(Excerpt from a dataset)
--- BEGIN ---
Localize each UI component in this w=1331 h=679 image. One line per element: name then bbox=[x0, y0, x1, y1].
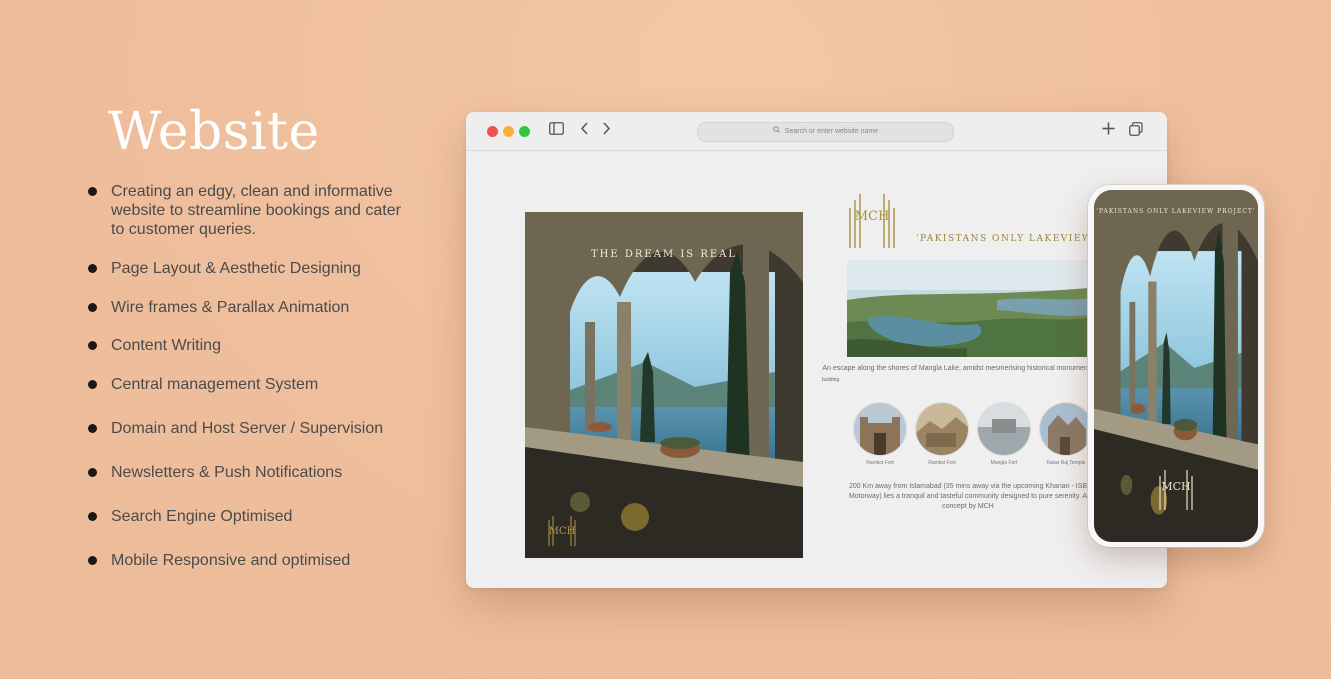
description: 200 Km away from Islamabad (35 mins away… bbox=[848, 483, 1088, 510]
brand-logo: MCH bbox=[847, 190, 897, 250]
hero-caption: THE DREAM IS REAL bbox=[590, 249, 738, 260]
landmark-image bbox=[977, 402, 1031, 456]
landmark-image bbox=[915, 402, 969, 456]
phone-logo: MCH bbox=[1156, 464, 1196, 517]
phone-mockup: 'PAKISTANS ONLY LAKEVIEW PROJECT' MCH bbox=[1088, 185, 1264, 547]
feature-item: Content Writing bbox=[88, 336, 418, 355]
address-placeholder: Search or enter website name bbox=[784, 128, 879, 135]
bullet-icon bbox=[88, 380, 97, 389]
landmark-image bbox=[1039, 402, 1093, 456]
hero-logo-text: MCH bbox=[549, 526, 576, 537]
landmarks-row: Ramkot Fort Ramkot Fort Mangla Fort Kata… bbox=[853, 402, 1093, 466]
bullet-icon bbox=[88, 187, 97, 196]
brand-logo-text: MCH bbox=[855, 209, 890, 224]
hero-logo: MCH bbox=[545, 512, 579, 553]
landmark-card[interactable]: Ramkot Fort bbox=[915, 402, 969, 466]
browser-mockup: Search or enter website name THE DREAM I… bbox=[466, 112, 1167, 588]
hero-image: THE DREAM IS REAL MCH bbox=[525, 212, 803, 558]
close-window-button[interactable] bbox=[487, 126, 498, 137]
intro-caption: An escape along the shores of Mangla Lak… bbox=[822, 365, 1092, 383]
feature-item: Creating an edgy, clean and informative … bbox=[88, 182, 418, 239]
sidebar-icon[interactable] bbox=[549, 122, 564, 140]
bullet-icon bbox=[88, 341, 97, 350]
landmark-card[interactable]: Ramkot Fort bbox=[853, 402, 907, 466]
maximize-window-button[interactable] bbox=[519, 126, 530, 137]
search-icon bbox=[773, 126, 782, 135]
bullet-icon bbox=[88, 424, 97, 433]
browser-toolbar: Search or enter website name bbox=[466, 112, 1167, 151]
back-icon[interactable] bbox=[580, 122, 589, 140]
bullet-icon bbox=[88, 303, 97, 312]
feature-item: Domain and Host Server / Supervision bbox=[88, 419, 418, 438]
plus-icon[interactable] bbox=[1102, 122, 1115, 140]
page-title: Website bbox=[108, 102, 320, 162]
feature-item: Search Engine Optimised bbox=[88, 507, 418, 526]
landmark-card[interactable]: Mangla Fort bbox=[977, 402, 1031, 466]
phone-tagline: 'PAKISTANS ONLY LAKEVIEW PROJECT' bbox=[1096, 208, 1256, 215]
phone-logo-text: MCH bbox=[1161, 480, 1190, 493]
bullet-icon bbox=[88, 556, 97, 565]
lake-aerial-image bbox=[847, 260, 1089, 357]
address-bar[interactable]: Search or enter website name bbox=[697, 122, 954, 142]
tabs-icon[interactable] bbox=[1129, 122, 1143, 141]
feature-item: Central management System bbox=[88, 375, 418, 394]
minimize-window-button[interactable] bbox=[503, 126, 514, 137]
feature-item: Wire frames & Parallax Animation bbox=[88, 298, 418, 317]
forward-icon[interactable] bbox=[602, 122, 611, 140]
landmark-card[interactable]: Katas Raj Temple bbox=[1039, 402, 1093, 466]
caption-side-label: building bbox=[822, 377, 840, 383]
landmark-image bbox=[853, 402, 907, 456]
phone-screen: 'PAKISTANS ONLY LAKEVIEW PROJECT' MCH bbox=[1094, 190, 1258, 542]
bullet-icon bbox=[88, 512, 97, 521]
feature-item: Page Layout & Aesthetic Designing bbox=[88, 259, 418, 278]
feature-item: Mobile Responsive and optimised bbox=[88, 551, 418, 570]
feature-item: Newsletters & Push Notifications bbox=[88, 463, 418, 482]
bullet-icon bbox=[88, 468, 97, 477]
bullet-icon bbox=[88, 264, 97, 273]
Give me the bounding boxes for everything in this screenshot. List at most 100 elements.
--- END ---
## [Work to complete]
Quote every line of the items above word for word, leaving out the pictures.

## [Completed task]
Localize each UI component in this w=1331 h=679 image. One line per element: name then bbox=[x0, y0, x1, y1].
description: 200 Km away from Islamabad (35 mins away… bbox=[848, 483, 1088, 510]
brand-logo: MCH bbox=[847, 190, 897, 250]
hero-caption: THE DREAM IS REAL bbox=[590, 249, 738, 260]
landmark-image bbox=[977, 402, 1031, 456]
landmark-image bbox=[915, 402, 969, 456]
phone-logo: MCH bbox=[1156, 464, 1196, 517]
phone-mockup: 'PAKISTANS ONLY LAKEVIEW PROJECT' MCH bbox=[1088, 185, 1264, 547]
feature-item: Content Writing bbox=[88, 336, 418, 355]
address-placeholder: Search or enter website name bbox=[784, 128, 879, 135]
bullet-icon bbox=[88, 380, 97, 389]
landmark-image bbox=[1039, 402, 1093, 456]
hero-logo-text: MCH bbox=[549, 526, 576, 537]
landmarks-row: Ramkot Fort Ramkot Fort Mangla Fort Kata… bbox=[853, 402, 1093, 466]
bullet-icon bbox=[88, 187, 97, 196]
brand-logo-text: MCH bbox=[855, 209, 890, 224]
hero-logo: MCH bbox=[545, 512, 579, 553]
landmark-card[interactable]: Ramkot Fort bbox=[915, 402, 969, 466]
browser-mockup: Search or enter website name THE DREAM I… bbox=[466, 112, 1167, 588]
hero-image: THE DREAM IS REAL MCH bbox=[525, 212, 803, 558]
close-window-button[interactable] bbox=[487, 126, 498, 137]
intro-caption: An escape along the shores of Mangla Lak… bbox=[822, 365, 1092, 383]
feature-item: Creating an edgy, clean and informative … bbox=[88, 182, 418, 239]
sidebar-icon[interactable] bbox=[549, 122, 564, 140]
bullet-icon bbox=[88, 341, 97, 350]
landmark-card[interactable]: Ramkot Fort bbox=[853, 402, 907, 466]
maximize-window-button[interactable] bbox=[519, 126, 530, 137]
search-icon bbox=[773, 126, 782, 135]
bullet-icon bbox=[88, 424, 97, 433]
browser-toolbar: Search or enter website name bbox=[466, 112, 1167, 151]
back-icon[interactable] bbox=[580, 122, 589, 140]
bullet-icon bbox=[88, 303, 97, 312]
feature-item: Domain and Host Server / Supervision bbox=[88, 419, 418, 438]
plus-icon[interactable] bbox=[1102, 122, 1115, 140]
page-title: Website bbox=[108, 102, 320, 162]
feature-item: Search Engine Optimised bbox=[88, 507, 418, 526]
landmark-card[interactable]: Mangla Fort bbox=[977, 402, 1031, 466]
phone-tagline: 'PAKISTANS ONLY LAKEVIEW PROJECT' bbox=[1096, 208, 1256, 215]
phone-logo-text: MCH bbox=[1161, 480, 1190, 493]
bullet-icon bbox=[88, 556, 97, 565]
lake-aerial-image bbox=[847, 260, 1089, 357]
address-bar[interactable]: Search or enter website name bbox=[697, 122, 954, 142]
tabs-icon[interactable] bbox=[1129, 122, 1143, 141]
feature-item: Central management System bbox=[88, 375, 418, 394]
minimize-window-button[interactable] bbox=[503, 126, 514, 137]
feature-item: Wire frames & Parallax Animation bbox=[88, 298, 418, 317]
forward-icon[interactable] bbox=[602, 122, 611, 140]
landmark-card[interactable]: Katas Raj Temple bbox=[1039, 402, 1093, 466]
caption-side-label: building bbox=[822, 377, 840, 383]
landmark-image bbox=[853, 402, 907, 456]
phone-screen: 'PAKISTANS ONLY LAKEVIEW PROJECT' MCH bbox=[1094, 190, 1258, 542]
bullet-icon bbox=[88, 512, 97, 521]
feature-item: Page Layout & Aesthetic Designing bbox=[88, 259, 418, 278]
feature-item: Mobile Responsive and optimised bbox=[88, 551, 418, 570]
feature-item: Newsletters & Push Notifications bbox=[88, 463, 418, 482]
bullet-icon bbox=[88, 468, 97, 477]
bullet-icon bbox=[88, 264, 97, 273]
Give me the bounding boxes for everything in this screenshot. List at most 100 elements.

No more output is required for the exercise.